Problem description →
It is required that all of the data be written out exactly.

Recorded information →
□ □ □ □ □ □ □
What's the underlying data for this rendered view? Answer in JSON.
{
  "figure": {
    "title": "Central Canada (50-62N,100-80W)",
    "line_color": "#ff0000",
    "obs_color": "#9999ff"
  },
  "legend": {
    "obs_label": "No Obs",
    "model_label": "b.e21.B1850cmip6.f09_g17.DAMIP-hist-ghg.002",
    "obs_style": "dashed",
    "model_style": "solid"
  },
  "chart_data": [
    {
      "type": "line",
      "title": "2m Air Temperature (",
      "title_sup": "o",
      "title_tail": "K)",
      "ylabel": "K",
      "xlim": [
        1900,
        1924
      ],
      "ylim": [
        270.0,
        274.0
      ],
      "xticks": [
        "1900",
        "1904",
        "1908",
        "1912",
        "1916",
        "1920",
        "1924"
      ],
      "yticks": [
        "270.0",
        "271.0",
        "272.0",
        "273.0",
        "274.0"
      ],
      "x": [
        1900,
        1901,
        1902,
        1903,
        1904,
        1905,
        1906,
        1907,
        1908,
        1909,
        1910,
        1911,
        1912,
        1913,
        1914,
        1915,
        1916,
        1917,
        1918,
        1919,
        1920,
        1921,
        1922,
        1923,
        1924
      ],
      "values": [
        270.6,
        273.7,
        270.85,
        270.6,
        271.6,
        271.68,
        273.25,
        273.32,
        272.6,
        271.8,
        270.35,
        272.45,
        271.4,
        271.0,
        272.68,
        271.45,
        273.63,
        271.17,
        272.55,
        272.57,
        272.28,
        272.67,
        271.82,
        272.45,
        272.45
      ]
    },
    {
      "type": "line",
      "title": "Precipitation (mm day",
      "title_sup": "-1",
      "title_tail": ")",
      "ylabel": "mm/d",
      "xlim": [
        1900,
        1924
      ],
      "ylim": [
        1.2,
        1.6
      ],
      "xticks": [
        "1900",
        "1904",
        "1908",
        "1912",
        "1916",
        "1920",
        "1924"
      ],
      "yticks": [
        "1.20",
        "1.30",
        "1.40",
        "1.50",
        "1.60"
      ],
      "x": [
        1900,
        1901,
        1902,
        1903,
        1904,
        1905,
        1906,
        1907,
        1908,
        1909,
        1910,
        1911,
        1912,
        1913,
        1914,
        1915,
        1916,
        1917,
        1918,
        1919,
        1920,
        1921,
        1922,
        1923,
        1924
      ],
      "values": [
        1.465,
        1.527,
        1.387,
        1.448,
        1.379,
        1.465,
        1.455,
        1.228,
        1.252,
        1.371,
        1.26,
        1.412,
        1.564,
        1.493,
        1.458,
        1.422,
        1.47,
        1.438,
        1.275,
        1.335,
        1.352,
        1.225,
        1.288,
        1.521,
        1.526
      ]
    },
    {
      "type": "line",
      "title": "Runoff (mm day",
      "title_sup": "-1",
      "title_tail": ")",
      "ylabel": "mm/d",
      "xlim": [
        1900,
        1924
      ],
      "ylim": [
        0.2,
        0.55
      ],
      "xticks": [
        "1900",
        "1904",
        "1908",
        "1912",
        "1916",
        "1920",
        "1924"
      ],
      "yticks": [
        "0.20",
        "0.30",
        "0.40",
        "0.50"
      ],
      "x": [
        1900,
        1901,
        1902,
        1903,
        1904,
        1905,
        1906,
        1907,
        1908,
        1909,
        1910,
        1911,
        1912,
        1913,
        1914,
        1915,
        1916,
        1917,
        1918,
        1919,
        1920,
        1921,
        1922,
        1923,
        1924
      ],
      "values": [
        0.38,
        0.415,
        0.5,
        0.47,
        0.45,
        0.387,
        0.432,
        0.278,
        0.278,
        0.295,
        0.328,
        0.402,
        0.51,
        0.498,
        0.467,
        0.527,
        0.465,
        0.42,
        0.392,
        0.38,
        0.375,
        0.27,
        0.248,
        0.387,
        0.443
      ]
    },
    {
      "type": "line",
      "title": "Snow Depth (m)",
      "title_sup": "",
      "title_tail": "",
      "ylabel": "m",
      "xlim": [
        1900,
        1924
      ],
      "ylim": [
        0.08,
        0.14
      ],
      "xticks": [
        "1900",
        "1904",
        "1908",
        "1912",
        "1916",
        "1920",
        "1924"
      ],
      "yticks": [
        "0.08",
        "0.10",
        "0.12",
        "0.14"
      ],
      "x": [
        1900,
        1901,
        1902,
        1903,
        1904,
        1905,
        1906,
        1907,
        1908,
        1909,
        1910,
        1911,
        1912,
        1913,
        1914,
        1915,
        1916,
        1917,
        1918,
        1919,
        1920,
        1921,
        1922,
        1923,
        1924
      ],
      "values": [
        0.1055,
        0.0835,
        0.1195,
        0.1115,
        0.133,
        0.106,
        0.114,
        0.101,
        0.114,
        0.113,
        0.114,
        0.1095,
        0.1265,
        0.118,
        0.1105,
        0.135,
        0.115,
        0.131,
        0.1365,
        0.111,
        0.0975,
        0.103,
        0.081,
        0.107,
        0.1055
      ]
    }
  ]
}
□ □ □ □ □ □ □
Output →
What's the underlying data for this rendered view? Answer in JSON.
{
  "figure": {
    "title": "Central Canada (50-62N,100-80W)",
    "line_color": "#ff0000",
    "obs_color": "#9999ff"
  },
  "legend": {
    "obs_label": "No Obs",
    "model_label": "b.e21.B1850cmip6.f09_g17.DAMIP-hist-ghg.002",
    "obs_style": "dashed",
    "model_style": "solid"
  },
  "chart_data": [
    {
      "type": "line",
      "title": "2m Air Temperature (",
      "title_sup": "o",
      "title_tail": "K)",
      "ylabel": "K",
      "xlim": [
        1900,
        1924
      ],
      "ylim": [
        270.0,
        274.0
      ],
      "xticks": [
        "1900",
        "1904",
        "1908",
        "1912",
        "1916",
        "1920",
        "1924"
      ],
      "yticks": [
        "270.0",
        "271.0",
        "272.0",
        "273.0",
        "274.0"
      ],
      "x": [
        1900,
        1901,
        1902,
        1903,
        1904,
        1905,
        1906,
        1907,
        1908,
        1909,
        1910,
        1911,
        1912,
        1913,
        1914,
        1915,
        1916,
        1917,
        1918,
        1919,
        1920,
        1921,
        1922,
        1923,
        1924
      ],
      "values": [
        270.6,
        273.7,
        270.85,
        270.6,
        271.6,
        271.68,
        273.25,
        273.32,
        272.6,
        271.8,
        270.35,
        272.45,
        271.4,
        271.0,
        272.68,
        271.45,
        273.63,
        271.17,
        272.55,
        272.57,
        272.28,
        272.67,
        271.82,
        272.45,
        272.45
      ]
    },
    {
      "type": "line",
      "title": "Precipitation (mm day",
      "title_sup": "-1",
      "title_tail": ")",
      "ylabel": "mm/d",
      "xlim": [
        1900,
        1924
      ],
      "ylim": [
        1.2,
        1.6
      ],
      "xticks": [
        "1900",
        "1904",
        "1908",
        "1912",
        "1916",
        "1920",
        "1924"
      ],
      "yticks": [
        "1.20",
        "1.30",
        "1.40",
        "1.50",
        "1.60"
      ],
      "x": [
        1900,
        1901,
        1902,
        1903,
        1904,
        1905,
        1906,
        1907,
        1908,
        1909,
        1910,
        1911,
        1912,
        1913,
        1914,
        1915,
        1916,
        1917,
        1918,
        1919,
        1920,
        1921,
        1922,
        1923,
        1924
      ],
      "values": [
        1.465,
        1.527,
        1.387,
        1.448,
        1.379,
        1.465,
        1.455,
        1.228,
        1.252,
        1.371,
        1.26,
        1.412,
        1.564,
        1.493,
        1.458,
        1.422,
        1.47,
        1.438,
        1.275,
        1.335,
        1.352,
        1.225,
        1.288,
        1.521,
        1.526
      ]
    },
    {
      "type": "line",
      "title": "Runoff (mm day",
      "title_sup": "-1",
      "title_tail": ")",
      "ylabel": "mm/d",
      "xlim": [
        1900,
        1924
      ],
      "ylim": [
        0.2,
        0.55
      ],
      "xticks": [
        "1900",
        "1904",
        "1908",
        "1912",
        "1916",
        "1920",
        "1924"
      ],
      "yticks": [
        "0.20",
        "0.30",
        "0.40",
        "0.50"
      ],
      "x": [
        1900,
        1901,
        1902,
        1903,
        1904,
        1905,
        1906,
        1907,
        1908,
        1909,
        1910,
        1911,
        1912,
        1913,
        1914,
        1915,
        1916,
        1917,
        1918,
        1919,
        1920,
        1921,
        1922,
        1923,
        1924
      ],
      "values": [
        0.38,
        0.415,
        0.5,
        0.47,
        0.45,
        0.387,
        0.432,
        0.278,
        0.278,
        0.295,
        0.328,
        0.402,
        0.51,
        0.498,
        0.467,
        0.527,
        0.465,
        0.42,
        0.392,
        0.38,
        0.375,
        0.27,
        0.248,
        0.387,
        0.443
      ]
    },
    {
      "type": "line",
      "title": "Snow Depth (m)",
      "title_sup": "",
      "title_tail": "",
      "ylabel": "m",
      "xlim": [
        1900,
        1924
      ],
      "ylim": [
        0.08,
        0.14
      ],
      "xticks": [
        "1900",
        "1904",
        "1908",
        "1912",
        "1916",
        "1920",
        "1924"
      ],
      "yticks": [
        "0.08",
        "0.10",
        "0.12",
        "0.14"
      ],
      "x": [
        1900,
        1901,
        1902,
        1903,
        1904,
        1905,
        1906,
        1907,
        1908,
        1909,
        1910,
        1911,
        1912,
        1913,
        1914,
        1915,
        1916,
        1917,
        1918,
        1919,
        1920,
        1921,
        1922,
        1923,
        1924
      ],
      "values": [
        0.1055,
        0.0835,
        0.1195,
        0.1115,
        0.133,
        0.106,
        0.114,
        0.101,
        0.114,
        0.113,
        0.114,
        0.1095,
        0.1265,
        0.118,
        0.1105,
        0.135,
        0.115,
        0.131,
        0.1365,
        0.111,
        0.0975,
        0.103,
        0.081,
        0.107,
        0.1055
      ]
    }
  ]
}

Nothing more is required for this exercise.